(Entries supplied)

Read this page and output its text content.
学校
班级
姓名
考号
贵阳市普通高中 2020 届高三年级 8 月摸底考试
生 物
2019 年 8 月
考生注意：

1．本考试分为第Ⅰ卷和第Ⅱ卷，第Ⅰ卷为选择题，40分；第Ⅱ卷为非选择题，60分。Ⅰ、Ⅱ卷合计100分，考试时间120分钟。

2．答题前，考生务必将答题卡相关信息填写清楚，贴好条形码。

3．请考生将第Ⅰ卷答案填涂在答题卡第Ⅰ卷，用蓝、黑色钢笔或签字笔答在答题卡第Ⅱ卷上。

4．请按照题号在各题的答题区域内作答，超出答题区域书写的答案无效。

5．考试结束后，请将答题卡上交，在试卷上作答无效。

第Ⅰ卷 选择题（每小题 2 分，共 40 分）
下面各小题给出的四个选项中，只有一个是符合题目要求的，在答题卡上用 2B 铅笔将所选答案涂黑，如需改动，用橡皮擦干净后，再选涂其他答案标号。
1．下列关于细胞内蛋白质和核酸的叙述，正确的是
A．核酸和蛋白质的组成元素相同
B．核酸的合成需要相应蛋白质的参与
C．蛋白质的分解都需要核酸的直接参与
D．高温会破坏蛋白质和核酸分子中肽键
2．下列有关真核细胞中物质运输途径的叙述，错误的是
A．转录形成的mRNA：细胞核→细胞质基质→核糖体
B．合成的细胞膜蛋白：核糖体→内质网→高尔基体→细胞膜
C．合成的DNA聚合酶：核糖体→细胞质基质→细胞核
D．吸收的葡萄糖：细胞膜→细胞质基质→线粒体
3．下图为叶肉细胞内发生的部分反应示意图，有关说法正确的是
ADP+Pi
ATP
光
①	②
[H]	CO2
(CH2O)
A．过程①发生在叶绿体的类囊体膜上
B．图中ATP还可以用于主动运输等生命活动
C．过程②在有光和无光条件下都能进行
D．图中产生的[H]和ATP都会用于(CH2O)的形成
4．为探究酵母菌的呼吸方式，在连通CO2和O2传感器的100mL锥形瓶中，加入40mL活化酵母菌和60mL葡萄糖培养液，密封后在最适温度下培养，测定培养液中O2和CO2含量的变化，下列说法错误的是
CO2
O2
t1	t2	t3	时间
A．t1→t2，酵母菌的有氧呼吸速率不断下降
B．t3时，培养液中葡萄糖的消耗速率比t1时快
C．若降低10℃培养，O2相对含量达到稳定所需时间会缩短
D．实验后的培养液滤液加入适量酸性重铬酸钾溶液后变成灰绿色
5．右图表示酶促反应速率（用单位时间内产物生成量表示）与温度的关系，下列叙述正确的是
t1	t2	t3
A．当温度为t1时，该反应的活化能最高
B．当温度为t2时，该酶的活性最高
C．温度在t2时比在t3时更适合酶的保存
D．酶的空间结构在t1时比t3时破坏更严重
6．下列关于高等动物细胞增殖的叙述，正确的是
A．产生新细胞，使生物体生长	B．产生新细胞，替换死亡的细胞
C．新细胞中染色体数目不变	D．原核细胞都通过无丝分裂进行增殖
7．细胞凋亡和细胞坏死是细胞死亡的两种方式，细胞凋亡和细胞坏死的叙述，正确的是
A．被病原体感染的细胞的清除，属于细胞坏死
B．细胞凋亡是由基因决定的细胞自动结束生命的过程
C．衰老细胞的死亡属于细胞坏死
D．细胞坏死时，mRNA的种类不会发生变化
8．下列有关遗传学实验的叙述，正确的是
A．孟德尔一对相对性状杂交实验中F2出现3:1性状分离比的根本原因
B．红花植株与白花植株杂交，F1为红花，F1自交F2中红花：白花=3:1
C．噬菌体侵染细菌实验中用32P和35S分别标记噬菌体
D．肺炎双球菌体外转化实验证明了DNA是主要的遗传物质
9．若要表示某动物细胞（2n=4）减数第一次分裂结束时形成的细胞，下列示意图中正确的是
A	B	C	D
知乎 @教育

(End Entries supplied)

## Problem statement
Reproduce all the data word for word.

## Task output
Read this page and output its text content.
学校
班级
姓名
考号
贵阳市普通高中 2020 届高三年级 8 月摸底考试
生 物
2019 年 8 月
考生注意：

1．本考试分为第Ⅰ卷和第Ⅱ卷，第Ⅰ卷为选择题，40分；第Ⅱ卷为非选择题，60分。Ⅰ、Ⅱ卷合计100分，考试时间120分钟。

2．答题前，考生务必将答题卡相关信息填写清楚，贴好条形码。

3．请考生将第Ⅰ卷答案填涂在答题卡第Ⅰ卷，用蓝、黑色钢笔或签字笔答在答题卡第Ⅱ卷上。

4．请按照题号在各题的答题区域内作答，超出答题区域书写的答案无效。

5．考试结束后，请将答题卡上交，在试卷上作答无效。

第Ⅰ卷 选择题（每小题 2 分，共 40 分）
下面各小题给出的四个选项中，只有一个是符合题目要求的，在答题卡上用 2B 铅笔将所选答案涂黑，如需改动，用橡皮擦干净后，再选涂其他答案标号。
1．下列关于细胞内蛋白质和核酸的叙述，正确的是
A．核酸和蛋白质的组成元素相同
B．核酸的合成需要相应蛋白质的参与
C．蛋白质的分解都需要核酸的直接参与
D．高温会破坏蛋白质和核酸分子中肽键
2．下列有关真核细胞中物质运输途径的叙述，错误的是
A．转录形成的mRNA：细胞核→细胞质基质→核糖体
B．合成的细胞膜蛋白：核糖体→内质网→高尔基体→细胞膜
C．合成的DNA聚合酶：核糖体→细胞质基质→细胞核
D．吸收的葡萄糖：细胞膜→细胞质基质→线粒体
3．下图为叶肉细胞内发生的部分反应示意图，有关说法正确的是
ADP+Pi
ATP
光
①	②
[H]	CO2
(CH2O)
A．过程①发生在叶绿体的类囊体膜上
B．图中ATP还可以用于主动运输等生命活动
C．过程②在有光和无光条件下都能进行
D．图中产生的[H]和ATP都会用于(CH2O)的形成
4．为探究酵母菌的呼吸方式，在连通CO2和O2传感器的100mL锥形瓶中，加入40mL活化酵母菌和60mL葡萄糖培养液，密封后在最适温度下培养，测定培养液中O2和CO2含量的变化，下列说法错误的是
CO2
O2
t1	t2	t3	时间
A．t1→t2，酵母菌的有氧呼吸速率不断下降
B．t3时，培养液中葡萄糖的消耗速率比t1时快
C．若降低10℃培养，O2相对含量达到稳定所需时间会缩短
D．实验后的培养液滤液加入适量酸性重铬酸钾溶液后变成灰绿色
5．右图表示酶促反应速率（用单位时间内产物生成量表示）与温度的关系，下列叙述正确的是
t1	t2	t3
A．当温度为t1时，该反应的活化能最高
B．当温度为t2时，该酶的活性最高
C．温度在t2时比在t3时更适合酶的保存
D．酶的空间结构在t1时比t3时破坏更严重
6．下列关于高等动物细胞增殖的叙述，正确的是
A．产生新细胞，使生物体生长	B．产生新细胞，替换死亡的细胞
C．新细胞中染色体数目不变	D．原核细胞都通过无丝分裂进行增殖
7．细胞凋亡和细胞坏死是细胞死亡的两种方式，细胞凋亡和细胞坏死的叙述，正确的是
A．被病原体感染的细胞的清除，属于细胞坏死
B．细胞凋亡是由基因决定的细胞自动结束生命的过程
C．衰老细胞的死亡属于细胞坏死
D．细胞坏死时，mRNA的种类不会发生变化
8．下列有关遗传学实验的叙述，正确的是
A．孟德尔一对相对性状杂交实验中F2出现3:1性状分离比的根本原因
B．红花植株与白花植株杂交，F1为红花，F1自交F2中红花：白花=3:1
C．噬菌体侵染细菌实验中用32P和35S分别标记噬菌体
D．肺炎双球菌体外转化实验证明了DNA是主要的遗传物质
9．若要表示某动物细胞（2n=4）减数第一次分裂结束时形成的细胞，下列示意图中正确的是
A	B	C	D
知乎 @教育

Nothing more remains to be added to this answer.